Dataset rows about figures

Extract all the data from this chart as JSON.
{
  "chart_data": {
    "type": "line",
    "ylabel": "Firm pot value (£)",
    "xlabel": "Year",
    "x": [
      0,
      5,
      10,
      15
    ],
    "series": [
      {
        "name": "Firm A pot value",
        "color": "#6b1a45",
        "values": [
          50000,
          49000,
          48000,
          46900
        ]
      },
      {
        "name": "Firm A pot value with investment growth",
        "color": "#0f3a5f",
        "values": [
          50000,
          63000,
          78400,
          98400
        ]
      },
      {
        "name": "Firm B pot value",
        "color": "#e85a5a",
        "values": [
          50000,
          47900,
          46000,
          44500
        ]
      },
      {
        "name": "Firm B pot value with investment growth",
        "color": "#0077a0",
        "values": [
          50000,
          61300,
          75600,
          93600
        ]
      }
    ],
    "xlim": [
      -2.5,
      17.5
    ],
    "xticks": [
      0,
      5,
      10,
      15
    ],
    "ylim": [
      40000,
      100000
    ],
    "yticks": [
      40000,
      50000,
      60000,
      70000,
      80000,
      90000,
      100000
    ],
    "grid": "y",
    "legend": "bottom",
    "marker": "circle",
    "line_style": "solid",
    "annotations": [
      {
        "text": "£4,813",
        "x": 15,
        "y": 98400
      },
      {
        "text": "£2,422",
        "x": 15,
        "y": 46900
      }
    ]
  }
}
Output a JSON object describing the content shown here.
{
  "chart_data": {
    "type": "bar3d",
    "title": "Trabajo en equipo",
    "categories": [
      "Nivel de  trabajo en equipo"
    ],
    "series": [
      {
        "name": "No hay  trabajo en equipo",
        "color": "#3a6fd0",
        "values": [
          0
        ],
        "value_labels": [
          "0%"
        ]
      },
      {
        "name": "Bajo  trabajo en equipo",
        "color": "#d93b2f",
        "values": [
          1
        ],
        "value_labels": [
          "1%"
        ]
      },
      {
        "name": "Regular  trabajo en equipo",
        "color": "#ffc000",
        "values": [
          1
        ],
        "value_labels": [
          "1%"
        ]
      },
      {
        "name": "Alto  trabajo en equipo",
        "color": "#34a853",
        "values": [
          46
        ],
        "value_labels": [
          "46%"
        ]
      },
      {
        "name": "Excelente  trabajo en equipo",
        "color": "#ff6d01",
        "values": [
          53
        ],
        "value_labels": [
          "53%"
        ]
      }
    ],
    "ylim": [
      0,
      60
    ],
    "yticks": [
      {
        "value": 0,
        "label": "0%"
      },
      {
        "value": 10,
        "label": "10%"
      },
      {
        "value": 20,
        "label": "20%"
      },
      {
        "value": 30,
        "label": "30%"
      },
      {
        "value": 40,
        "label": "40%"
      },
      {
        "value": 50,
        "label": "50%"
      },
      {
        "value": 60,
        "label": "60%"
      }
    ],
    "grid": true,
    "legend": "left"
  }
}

**TASK TO CARRY OUT:**
In full and verbatim, repeat the records given above.

**FINISHED EXERCISE:**
Extract all the data from this chart as JSON.
{
  "chart_data": {
    "type": "line",
    "ylabel": "Firm pot value (£)",
    "xlabel": "Year",
    "x": [
      0,
      5,
      10,
      15
    ],
    "series": [
      {
        "name": "Firm A pot value",
        "color": "#6b1a45",
        "values": [
          50000,
          49000,
          48000,
          46900
        ]
      },
      {
        "name": "Firm A pot value with investment growth",
        "color": "#0f3a5f",
        "values": [
          50000,
          63000,
          78400,
          98400
        ]
      },
      {
        "name": "Firm B pot value",
        "color": "#e85a5a",
        "values": [
          50000,
          47900,
          46000,
          44500
        ]
      },
      {
        "name": "Firm B pot value with investment growth",
        "color": "#0077a0",
        "values": [
          50000,
          61300,
          75600,
          93600
        ]
      }
    ],
    "xlim": [
      -2.5,
      17.5
    ],
    "xticks": [
      0,
      5,
      10,
      15
    ],
    "ylim": [
      40000,
      100000
    ],
    "yticks": [
      40000,
      50000,
      60000,
      70000,
      80000,
      90000,
      100000
    ],
    "grid": "y",
    "legend": "bottom",
    "marker": "circle",
    "line_style": "solid",
    "annotations": [
      {
        "text": "£4,813",
        "x": 15,
        "y": 98400
      },
      {
        "text": "£2,422",
        "x": 15,
        "y": 46900
      }
    ]
  }
}
Output a JSON object describing the content shown here.
{
  "chart_data": {
    "type": "bar3d",
    "title": "Trabajo en equipo",
    "categories": [
      "Nivel de  trabajo en equipo"
    ],
    "series": [
      {
        "name": "No hay  trabajo en equipo",
        "color": "#3a6fd0",
        "values": [
          0
        ],
        "value_labels": [
          "0%"
        ]
      },
      {
        "name": "Bajo  trabajo en equipo",
        "color": "#d93b2f",
        "values": [
          1
        ],
        "value_labels": [
          "1%"
        ]
      },
      {
        "name": "Regular  trabajo en equipo",
        "color": "#ffc000",
        "values": [
          1
        ],
        "value_labels": [
          "1%"
        ]
      },
      {
        "name": "Alto  trabajo en equipo",
        "color": "#34a853",
        "values": [
          46
        ],
        "value_labels": [
          "46%"
        ]
      },
      {
        "name": "Excelente  trabajo en equipo",
        "color": "#ff6d01",
        "values": [
          53
        ],
        "value_labels": [
          "53%"
        ]
      }
    ],
    "ylim": [
      0,
      60
    ],
    "yticks": [
      {
        "value": 0,
        "label": "0%"
      },
      {
        "value": 10,
        "label": "10%"
      },
      {
        "value": 20,
        "label": "20%"
      },
      {
        "value": 30,
        "label": "30%"
      },
      {
        "value": 40,
        "label": "40%"
      },
      {
        "value": 50,
        "label": "50%"
      },
      {
        "value": 60,
        "label": "60%"
      }
    ],
    "grid": true,
    "legend": "left"
  }
}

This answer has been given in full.